-- PROBLEM TO SOLVE --
Identify each line holding the string "المسألة" and copy it.
-- begin --
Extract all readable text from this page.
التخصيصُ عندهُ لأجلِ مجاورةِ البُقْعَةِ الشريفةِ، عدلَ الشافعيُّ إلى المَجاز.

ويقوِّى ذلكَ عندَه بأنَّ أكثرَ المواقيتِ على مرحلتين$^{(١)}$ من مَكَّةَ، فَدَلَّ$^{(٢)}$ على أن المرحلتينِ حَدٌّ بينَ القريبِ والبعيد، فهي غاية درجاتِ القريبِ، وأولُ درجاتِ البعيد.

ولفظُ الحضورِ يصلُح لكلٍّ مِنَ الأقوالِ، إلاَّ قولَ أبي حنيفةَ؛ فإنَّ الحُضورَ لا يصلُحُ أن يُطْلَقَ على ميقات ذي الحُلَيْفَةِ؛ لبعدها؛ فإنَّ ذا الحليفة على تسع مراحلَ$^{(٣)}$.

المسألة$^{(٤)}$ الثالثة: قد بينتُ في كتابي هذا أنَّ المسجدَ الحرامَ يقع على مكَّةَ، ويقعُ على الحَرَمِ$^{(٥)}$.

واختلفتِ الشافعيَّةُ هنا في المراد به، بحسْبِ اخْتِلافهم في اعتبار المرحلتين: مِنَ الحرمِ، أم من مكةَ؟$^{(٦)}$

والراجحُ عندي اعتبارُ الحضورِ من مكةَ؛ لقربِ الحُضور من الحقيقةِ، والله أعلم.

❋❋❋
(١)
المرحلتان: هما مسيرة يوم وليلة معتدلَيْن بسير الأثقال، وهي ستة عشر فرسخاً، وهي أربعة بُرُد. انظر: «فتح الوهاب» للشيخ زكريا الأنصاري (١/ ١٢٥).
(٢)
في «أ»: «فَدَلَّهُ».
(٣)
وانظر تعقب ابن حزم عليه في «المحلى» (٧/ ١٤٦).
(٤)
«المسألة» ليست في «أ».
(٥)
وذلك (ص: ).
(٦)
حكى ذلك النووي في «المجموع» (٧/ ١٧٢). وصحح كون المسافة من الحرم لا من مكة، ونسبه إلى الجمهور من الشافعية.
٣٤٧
-- end --
-- EXERCISE OUTPUT --
المسألة$^{(٤)}$ الثالثة: قد بينتُ في كتابي هذا أنَّ المسجدَ الحرامَ يقع على مكَّةَ، ويقعُ على الحَرَمِ$^{(٥)}$.
«المسألة» ليست في «أ».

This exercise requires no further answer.